>> START Recorded information

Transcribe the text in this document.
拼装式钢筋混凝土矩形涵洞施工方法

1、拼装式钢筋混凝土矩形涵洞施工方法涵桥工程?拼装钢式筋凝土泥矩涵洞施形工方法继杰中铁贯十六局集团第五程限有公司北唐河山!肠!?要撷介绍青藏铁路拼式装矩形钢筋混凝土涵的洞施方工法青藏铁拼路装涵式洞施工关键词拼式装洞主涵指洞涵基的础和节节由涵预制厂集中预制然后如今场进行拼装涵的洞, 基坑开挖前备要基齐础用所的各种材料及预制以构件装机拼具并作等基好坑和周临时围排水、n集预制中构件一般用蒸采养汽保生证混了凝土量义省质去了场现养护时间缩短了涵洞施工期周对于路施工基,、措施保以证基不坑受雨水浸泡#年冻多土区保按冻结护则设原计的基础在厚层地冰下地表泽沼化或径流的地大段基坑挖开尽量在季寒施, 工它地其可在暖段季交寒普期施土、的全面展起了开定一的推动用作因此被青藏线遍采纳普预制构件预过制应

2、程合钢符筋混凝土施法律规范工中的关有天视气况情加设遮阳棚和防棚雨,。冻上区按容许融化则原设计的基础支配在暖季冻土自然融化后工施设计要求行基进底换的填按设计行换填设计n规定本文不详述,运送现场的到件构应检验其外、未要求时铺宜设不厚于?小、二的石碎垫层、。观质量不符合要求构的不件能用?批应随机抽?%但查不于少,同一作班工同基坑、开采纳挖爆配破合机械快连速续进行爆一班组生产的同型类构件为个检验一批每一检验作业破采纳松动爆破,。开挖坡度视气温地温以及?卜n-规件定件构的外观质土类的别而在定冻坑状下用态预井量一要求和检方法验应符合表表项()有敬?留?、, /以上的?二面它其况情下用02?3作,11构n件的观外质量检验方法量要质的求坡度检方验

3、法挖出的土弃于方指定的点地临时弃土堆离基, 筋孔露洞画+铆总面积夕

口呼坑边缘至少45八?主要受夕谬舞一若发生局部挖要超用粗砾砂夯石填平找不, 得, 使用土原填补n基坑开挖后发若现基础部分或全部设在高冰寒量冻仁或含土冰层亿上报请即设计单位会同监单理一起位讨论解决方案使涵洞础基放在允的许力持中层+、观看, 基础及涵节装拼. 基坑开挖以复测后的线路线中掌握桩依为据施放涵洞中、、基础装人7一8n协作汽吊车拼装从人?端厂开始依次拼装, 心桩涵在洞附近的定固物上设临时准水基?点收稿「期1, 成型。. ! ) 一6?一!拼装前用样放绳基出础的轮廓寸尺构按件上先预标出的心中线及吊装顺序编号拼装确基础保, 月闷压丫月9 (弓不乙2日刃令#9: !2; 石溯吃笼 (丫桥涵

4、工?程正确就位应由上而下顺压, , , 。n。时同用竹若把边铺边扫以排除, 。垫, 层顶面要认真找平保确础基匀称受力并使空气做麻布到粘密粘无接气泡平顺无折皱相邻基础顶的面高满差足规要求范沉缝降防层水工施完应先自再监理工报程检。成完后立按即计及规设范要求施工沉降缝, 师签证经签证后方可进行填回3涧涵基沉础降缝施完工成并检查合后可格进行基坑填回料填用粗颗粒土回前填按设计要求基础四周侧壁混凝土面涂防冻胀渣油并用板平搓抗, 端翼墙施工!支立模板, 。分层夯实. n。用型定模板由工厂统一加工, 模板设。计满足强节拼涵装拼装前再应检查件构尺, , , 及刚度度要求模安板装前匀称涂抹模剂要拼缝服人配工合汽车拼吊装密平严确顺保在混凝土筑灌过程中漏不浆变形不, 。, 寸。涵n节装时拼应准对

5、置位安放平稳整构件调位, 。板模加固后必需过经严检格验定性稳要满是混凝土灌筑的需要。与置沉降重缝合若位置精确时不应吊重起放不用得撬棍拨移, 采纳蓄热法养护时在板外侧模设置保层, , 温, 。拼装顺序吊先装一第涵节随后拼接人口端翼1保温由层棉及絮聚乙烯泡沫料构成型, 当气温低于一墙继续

>> END Recorded information

Task: Output each entry precisely as given.

The reply:
Transcribe the text in this document.
拼装式钢筋混凝土矩形涵洞施工方法

1、拼装式钢筋混凝土矩形涵洞施工方法涵桥工程?拼装钢式筋凝土泥矩涵洞施形工方法继杰中铁贯十六局集团第五程限有公司北唐河山!肠!?要撷介绍青藏铁路拼式装矩形钢筋混凝土涵的洞施方工法青藏铁拼路装涵式洞施工关键词拼式装洞主涵指洞涵基的础和节节由涵预制厂集中预制然后如今场进行拼装涵的洞, 基坑开挖前备要基齐础用所的各种材料及预制以构件装机拼具并作等基好坑和周临时围排水、n集预制中构件一般用蒸采养汽保生证混了凝土量义省质去了场现养护时间缩短了涵洞施工期周对于路施工基,、措施保以证基不坑受雨水浸泡#年冻多土区保按冻结护则设原计的基础在厚层地冰下地表泽沼化或径流的地大段基坑挖开尽量在季寒施, 工它地其可在暖段季交寒普期施土、的全面展起了开定一的推动用作因此被青藏线遍采纳普预制构件预过制应

2、程合钢符筋混凝土施法律规范工中的关有天视气况情加设遮阳棚和防棚雨,。冻上区按容许融化则原设计的基础支配在暖季冻土自然融化后工施设计要求行基进底换的填按设计行换填设计n规定本文不详述,运送现场的到件构应检验其外、未要求时铺宜设不厚于?小、二的石碎垫层、。观质量不符合要求构的不件能用?批应随机抽?%但查不于少,同一作班工同基坑、开采纳挖爆配破合机械快连速续进行爆一班组生产的同型类构件为个检验一批每一检验作业破采纳松动爆破,。开挖坡度视气温地温以及?卜n-规件定件构的外观质土类的别而在定冻坑状下用态预井量一要求和检方法验应符合表表项()有敬?留?、, /以上的?二面它其况情下用02?3作,11构n件的观外质量检验方法量要质的求坡度检方验

3、法挖出的土弃于方指定的点地临时弃土堆离基, 筋孔露洞画+铆总面积夕

口呼坑边缘至少45八?主要受夕谬舞一若发生局部挖要超用粗砾砂夯石填平找不, 得, 使用土原填补n基坑开挖后发若现基础部分或全部设在高冰寒量冻仁或含土冰层亿上报请即设计单位会同监单理一起位讨论解决方案使涵洞础基放在允的许力持中层+、观看, 基础及涵节装拼. 基坑开挖以复测后的线路线中掌握桩依为据施放涵洞中、、基础装人7一8n协作汽吊车拼装从人?端厂开始依次拼装, 心桩涵在洞附近的定固物上设临时准水基?点收稿「期1, 成型。. ! ) 一6?一!拼装前用样放绳基出础的轮廓寸尺构按件上先预标出的心中线及吊装顺序编号拼装确基础保, 月闷压丫月9 (弓不乙2日刃令#9: !2; 石溯吃笼 (丫桥涵

4、工?程正确就位应由上而下顺压, , , 。n。时同用竹若把边铺边扫以排除, 。垫, 层顶面要认真找平保确础基匀称受力并使空气做麻布到粘密粘无接气泡平顺无折皱相邻基础顶的面高满差足规要求范沉缝降防层水工施完应先自再监理工报程检。成完后立按即计及规设范要求施工沉降缝, 师签证经签证后方可进行填回3涧涵基沉础降缝施完工成并检查合后可格进行基坑填回料填用粗颗粒土回前填按设计要求基础四周侧壁混凝土面涂防冻胀渣油并用板平搓抗, 端翼墙施工!支立模板, 。分层夯实. n。用型定模板由工厂统一加工, 模板设。计满足强节拼涵装拼装前再应检查件构尺, , , 及刚度度要求模安板装前匀称涂抹模剂要拼缝服人配工合汽车拼吊装密平严确顺保在混凝土筑灌过程中漏不浆变形不, 。, 寸。涵n节装时拼应准对

5、置位安放平稳整构件调位, 。板模加固后必需过经严检格验定性稳要满是混凝土灌筑的需要。与置沉降重缝合若位置精确时不应吊重起放不用得撬棍拨移, 采纳蓄热法养护时在板外侧模设置保层, , 温, 。拼装顺序吊先装一第涵节随后拼接人口端翼1保温由层棉及絮聚乙烯泡沫料构成型, 当气温低于一墙继续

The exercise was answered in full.